EXERCISE »
In the records below, count every line containing "according". Reply with the number only.

[Rows from a dataset]
###

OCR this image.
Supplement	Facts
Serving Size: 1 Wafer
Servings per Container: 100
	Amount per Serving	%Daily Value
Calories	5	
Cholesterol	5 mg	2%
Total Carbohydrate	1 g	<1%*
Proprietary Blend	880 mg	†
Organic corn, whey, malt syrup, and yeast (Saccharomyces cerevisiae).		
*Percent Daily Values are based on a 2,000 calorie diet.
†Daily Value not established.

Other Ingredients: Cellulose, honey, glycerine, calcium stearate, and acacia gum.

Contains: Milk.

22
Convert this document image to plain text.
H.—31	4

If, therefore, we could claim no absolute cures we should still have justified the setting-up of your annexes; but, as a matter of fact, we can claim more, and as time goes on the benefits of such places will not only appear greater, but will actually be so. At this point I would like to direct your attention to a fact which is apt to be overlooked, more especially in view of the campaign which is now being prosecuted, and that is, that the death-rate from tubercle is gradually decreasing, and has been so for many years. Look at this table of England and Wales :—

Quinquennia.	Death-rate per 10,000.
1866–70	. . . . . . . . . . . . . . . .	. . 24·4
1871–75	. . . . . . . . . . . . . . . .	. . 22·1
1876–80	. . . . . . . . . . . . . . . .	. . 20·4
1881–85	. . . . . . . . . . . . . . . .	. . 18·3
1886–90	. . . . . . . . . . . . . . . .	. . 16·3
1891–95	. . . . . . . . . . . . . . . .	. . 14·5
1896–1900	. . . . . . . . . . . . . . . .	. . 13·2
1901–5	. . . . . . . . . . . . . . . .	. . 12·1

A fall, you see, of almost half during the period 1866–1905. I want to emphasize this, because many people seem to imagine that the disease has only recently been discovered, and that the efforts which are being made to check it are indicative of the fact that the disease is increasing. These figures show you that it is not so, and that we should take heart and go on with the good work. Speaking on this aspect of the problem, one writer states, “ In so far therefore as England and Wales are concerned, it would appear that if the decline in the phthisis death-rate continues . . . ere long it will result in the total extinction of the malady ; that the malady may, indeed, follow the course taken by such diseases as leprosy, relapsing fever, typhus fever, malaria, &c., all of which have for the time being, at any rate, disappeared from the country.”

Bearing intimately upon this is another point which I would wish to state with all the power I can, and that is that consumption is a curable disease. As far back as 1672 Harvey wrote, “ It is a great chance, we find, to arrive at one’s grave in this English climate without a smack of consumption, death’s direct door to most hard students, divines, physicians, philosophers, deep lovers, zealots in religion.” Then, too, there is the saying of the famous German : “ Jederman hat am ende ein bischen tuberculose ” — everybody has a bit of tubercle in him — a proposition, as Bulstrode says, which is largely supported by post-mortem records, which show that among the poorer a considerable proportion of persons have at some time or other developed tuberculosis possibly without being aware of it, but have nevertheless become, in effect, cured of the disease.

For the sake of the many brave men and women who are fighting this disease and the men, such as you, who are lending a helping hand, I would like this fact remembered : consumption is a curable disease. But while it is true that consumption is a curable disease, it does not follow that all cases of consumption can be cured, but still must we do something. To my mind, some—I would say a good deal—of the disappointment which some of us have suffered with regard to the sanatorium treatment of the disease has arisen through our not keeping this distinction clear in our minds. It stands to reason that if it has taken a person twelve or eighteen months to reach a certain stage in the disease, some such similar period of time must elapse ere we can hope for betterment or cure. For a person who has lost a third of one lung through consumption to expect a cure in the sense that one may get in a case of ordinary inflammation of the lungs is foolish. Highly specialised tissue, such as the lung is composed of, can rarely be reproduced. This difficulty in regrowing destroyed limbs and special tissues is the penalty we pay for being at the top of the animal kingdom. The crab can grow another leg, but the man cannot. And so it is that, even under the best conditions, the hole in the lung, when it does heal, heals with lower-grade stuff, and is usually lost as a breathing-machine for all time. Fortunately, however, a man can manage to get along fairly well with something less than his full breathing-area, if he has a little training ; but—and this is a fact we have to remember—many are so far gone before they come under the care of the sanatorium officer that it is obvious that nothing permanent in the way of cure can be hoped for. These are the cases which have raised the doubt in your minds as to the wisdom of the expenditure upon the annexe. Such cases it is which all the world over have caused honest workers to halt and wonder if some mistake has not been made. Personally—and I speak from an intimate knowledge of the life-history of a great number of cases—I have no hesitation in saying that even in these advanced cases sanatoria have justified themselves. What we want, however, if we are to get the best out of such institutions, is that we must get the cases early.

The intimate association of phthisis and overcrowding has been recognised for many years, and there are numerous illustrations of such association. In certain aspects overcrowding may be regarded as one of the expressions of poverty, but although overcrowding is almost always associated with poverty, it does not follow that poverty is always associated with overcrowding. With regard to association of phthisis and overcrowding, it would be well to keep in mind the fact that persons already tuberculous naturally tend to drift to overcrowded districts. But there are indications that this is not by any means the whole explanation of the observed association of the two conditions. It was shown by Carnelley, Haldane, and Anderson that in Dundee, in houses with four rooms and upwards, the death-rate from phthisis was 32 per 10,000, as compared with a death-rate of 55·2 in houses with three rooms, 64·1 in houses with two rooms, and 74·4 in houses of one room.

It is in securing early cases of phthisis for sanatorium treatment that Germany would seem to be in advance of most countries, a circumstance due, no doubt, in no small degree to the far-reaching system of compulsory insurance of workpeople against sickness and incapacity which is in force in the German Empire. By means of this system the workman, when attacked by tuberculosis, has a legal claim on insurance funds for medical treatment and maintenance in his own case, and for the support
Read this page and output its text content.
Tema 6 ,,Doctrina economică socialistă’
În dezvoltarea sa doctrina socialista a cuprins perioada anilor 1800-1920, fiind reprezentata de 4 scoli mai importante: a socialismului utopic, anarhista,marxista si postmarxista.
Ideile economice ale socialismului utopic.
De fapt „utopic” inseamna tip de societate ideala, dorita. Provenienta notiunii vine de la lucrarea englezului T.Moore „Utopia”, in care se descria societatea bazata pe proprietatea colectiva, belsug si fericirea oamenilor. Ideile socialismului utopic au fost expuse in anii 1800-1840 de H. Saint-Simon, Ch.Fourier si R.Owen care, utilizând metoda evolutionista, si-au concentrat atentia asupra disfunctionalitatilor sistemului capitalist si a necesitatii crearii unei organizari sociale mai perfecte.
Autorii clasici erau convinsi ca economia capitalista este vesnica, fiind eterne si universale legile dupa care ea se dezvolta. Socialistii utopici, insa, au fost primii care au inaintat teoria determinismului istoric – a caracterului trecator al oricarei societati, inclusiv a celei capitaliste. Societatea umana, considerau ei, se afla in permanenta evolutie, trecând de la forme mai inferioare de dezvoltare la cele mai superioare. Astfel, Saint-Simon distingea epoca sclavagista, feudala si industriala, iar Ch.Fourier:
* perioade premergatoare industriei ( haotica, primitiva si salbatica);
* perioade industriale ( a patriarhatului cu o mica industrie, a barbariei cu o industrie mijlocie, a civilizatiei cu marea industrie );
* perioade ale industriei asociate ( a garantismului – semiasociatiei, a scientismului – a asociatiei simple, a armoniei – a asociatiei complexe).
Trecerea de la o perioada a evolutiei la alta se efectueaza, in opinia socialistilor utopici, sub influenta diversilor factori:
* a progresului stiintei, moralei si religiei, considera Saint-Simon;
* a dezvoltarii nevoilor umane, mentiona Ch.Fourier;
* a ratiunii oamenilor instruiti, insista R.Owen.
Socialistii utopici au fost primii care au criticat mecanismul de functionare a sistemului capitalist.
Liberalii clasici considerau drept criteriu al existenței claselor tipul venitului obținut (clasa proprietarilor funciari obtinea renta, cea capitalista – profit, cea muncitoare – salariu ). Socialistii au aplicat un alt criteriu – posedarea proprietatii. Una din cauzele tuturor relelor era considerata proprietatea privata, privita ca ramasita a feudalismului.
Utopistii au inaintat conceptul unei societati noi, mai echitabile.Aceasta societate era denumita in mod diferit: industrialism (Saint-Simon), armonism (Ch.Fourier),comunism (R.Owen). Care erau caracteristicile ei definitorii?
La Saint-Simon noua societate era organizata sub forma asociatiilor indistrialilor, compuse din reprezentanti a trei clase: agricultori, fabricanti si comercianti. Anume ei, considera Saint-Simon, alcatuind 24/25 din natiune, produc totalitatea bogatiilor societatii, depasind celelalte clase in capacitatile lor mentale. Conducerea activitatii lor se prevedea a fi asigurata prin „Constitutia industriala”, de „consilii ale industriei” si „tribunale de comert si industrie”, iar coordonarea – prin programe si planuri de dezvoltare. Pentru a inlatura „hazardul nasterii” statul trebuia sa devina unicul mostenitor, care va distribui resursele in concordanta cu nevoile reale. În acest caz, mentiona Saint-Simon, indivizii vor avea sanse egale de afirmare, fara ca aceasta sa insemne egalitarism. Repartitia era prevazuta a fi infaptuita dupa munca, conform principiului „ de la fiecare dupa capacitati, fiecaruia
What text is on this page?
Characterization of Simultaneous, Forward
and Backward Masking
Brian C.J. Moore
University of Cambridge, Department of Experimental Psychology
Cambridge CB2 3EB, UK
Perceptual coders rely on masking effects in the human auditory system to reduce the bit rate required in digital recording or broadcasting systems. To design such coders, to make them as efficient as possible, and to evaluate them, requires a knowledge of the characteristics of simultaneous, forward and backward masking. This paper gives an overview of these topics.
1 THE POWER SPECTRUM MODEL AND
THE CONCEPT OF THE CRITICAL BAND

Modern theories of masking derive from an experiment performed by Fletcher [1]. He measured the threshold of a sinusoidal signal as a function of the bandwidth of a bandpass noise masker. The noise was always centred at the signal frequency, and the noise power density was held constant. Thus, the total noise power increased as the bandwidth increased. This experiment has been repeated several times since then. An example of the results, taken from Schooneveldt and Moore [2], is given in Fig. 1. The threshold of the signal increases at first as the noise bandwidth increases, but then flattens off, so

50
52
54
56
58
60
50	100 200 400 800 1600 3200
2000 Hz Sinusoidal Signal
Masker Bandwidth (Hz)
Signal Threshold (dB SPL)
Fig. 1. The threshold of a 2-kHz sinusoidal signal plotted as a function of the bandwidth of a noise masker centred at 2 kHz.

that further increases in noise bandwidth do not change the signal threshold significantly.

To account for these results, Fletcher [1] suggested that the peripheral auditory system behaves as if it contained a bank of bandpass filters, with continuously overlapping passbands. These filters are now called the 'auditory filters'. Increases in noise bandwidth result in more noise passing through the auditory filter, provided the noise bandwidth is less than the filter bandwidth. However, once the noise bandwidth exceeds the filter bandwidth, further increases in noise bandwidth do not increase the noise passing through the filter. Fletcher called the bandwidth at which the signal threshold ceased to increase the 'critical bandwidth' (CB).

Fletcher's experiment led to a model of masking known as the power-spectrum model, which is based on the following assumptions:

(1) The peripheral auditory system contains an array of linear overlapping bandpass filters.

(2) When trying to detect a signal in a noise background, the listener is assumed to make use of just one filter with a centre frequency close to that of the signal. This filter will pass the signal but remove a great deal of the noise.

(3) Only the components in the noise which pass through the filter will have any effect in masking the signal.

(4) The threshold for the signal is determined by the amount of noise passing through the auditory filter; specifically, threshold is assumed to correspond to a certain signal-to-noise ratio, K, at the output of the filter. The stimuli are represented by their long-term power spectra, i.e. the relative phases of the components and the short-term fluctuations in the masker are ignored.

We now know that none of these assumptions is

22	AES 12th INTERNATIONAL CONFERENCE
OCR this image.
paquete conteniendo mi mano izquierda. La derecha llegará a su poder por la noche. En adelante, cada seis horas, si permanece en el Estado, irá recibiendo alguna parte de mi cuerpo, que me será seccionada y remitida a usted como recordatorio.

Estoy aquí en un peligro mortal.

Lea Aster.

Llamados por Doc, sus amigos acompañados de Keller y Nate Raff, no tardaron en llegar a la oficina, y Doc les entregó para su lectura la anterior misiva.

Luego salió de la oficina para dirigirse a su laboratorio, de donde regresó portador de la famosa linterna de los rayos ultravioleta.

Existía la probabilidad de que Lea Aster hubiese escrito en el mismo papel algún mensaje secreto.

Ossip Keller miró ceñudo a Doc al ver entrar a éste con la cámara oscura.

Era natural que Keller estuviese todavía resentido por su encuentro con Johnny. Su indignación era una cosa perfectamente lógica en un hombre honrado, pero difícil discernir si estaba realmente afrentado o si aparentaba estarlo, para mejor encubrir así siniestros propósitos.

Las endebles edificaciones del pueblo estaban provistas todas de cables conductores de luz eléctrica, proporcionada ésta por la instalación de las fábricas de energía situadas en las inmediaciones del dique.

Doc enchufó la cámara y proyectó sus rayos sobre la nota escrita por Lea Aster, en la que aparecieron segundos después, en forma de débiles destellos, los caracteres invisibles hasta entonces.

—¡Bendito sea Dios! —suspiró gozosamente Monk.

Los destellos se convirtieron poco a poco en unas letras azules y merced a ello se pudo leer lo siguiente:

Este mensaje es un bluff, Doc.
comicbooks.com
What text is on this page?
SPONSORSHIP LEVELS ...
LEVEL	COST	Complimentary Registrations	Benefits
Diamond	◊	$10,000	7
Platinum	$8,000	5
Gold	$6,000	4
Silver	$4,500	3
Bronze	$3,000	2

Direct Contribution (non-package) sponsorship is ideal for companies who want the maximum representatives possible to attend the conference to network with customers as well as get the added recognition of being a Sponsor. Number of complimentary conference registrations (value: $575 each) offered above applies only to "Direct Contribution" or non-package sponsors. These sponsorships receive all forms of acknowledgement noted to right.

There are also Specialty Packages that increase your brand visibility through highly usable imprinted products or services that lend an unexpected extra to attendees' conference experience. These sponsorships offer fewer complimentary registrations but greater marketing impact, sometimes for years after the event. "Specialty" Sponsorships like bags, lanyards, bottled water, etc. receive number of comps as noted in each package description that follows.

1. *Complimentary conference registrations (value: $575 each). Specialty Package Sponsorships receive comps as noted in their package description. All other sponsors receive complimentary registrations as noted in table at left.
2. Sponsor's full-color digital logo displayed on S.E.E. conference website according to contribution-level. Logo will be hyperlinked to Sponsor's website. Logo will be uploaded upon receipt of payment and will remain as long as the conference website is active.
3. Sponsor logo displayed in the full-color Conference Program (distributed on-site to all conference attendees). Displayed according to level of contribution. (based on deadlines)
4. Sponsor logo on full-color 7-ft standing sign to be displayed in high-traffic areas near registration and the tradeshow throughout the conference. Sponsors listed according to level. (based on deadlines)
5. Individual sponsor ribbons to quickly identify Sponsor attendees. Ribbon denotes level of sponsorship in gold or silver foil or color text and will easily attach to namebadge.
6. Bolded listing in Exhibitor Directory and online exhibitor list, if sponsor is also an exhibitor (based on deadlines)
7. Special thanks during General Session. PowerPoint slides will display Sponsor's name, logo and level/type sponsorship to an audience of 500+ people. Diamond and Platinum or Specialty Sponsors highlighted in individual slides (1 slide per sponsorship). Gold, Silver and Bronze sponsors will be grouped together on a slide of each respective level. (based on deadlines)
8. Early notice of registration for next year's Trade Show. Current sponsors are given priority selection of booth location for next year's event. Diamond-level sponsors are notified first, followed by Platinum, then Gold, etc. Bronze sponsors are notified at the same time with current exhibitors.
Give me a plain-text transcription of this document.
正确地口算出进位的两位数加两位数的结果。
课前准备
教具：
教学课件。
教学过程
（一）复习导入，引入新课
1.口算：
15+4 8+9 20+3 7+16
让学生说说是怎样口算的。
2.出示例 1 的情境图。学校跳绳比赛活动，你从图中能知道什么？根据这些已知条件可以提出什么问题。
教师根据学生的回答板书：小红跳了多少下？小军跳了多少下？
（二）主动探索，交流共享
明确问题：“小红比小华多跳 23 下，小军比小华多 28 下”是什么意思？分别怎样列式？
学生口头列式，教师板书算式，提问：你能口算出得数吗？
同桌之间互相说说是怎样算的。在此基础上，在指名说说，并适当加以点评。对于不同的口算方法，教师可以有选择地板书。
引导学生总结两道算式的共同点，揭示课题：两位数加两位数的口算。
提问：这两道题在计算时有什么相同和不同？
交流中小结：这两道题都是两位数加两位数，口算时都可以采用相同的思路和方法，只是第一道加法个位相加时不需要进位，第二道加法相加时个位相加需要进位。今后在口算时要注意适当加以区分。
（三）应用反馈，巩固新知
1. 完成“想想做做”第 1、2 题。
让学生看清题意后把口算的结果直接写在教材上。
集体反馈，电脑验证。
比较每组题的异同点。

###

SOLUTION TO THIS TASK »
3